Reproduce every line of the records below word for word, keeping their order.

* BEGIN Records provided *

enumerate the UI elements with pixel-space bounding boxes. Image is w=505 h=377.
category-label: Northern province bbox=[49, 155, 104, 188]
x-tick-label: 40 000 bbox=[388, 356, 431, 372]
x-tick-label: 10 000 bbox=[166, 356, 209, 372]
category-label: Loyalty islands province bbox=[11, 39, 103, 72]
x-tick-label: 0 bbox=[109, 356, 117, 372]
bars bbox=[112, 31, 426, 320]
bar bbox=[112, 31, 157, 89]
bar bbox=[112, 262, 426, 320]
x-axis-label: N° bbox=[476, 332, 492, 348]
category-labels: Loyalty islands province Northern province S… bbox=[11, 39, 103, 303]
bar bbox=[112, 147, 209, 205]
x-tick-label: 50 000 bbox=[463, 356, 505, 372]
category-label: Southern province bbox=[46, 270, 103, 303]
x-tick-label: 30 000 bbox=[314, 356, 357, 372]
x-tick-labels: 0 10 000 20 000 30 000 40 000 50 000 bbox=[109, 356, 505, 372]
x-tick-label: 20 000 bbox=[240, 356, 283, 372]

* END Records provided *

▸ The reply
enumerate the UI elements with pixel-space bounding boxes. Image is w=505 h=377.
category-label: Northern province bbox=[49, 155, 104, 188]
x-tick-label: 40 000 bbox=[388, 356, 431, 372]
x-tick-label: 10 000 bbox=[166, 356, 209, 372]
category-label: Loyalty islands province bbox=[11, 39, 103, 72]
x-tick-label: 0 bbox=[109, 356, 117, 372]
bars bbox=[112, 31, 426, 320]
bar bbox=[112, 31, 157, 89]
bar bbox=[112, 262, 426, 320]
x-axis-label: N° bbox=[476, 332, 492, 348]
category-labels: Loyalty islands province Northern province S… bbox=[11, 39, 103, 303]
bar bbox=[112, 147, 209, 205]
x-tick-label: 50 000 bbox=[463, 356, 505, 372]
category-label: Southern province bbox=[46, 270, 103, 303]
x-tick-label: 30 000 bbox=[314, 356, 357, 372]
x-tick-labels: 0 10 000 20 000 30 000 40 000 50 000 bbox=[109, 356, 505, 372]
x-tick-label: 20 000 bbox=[240, 356, 283, 372]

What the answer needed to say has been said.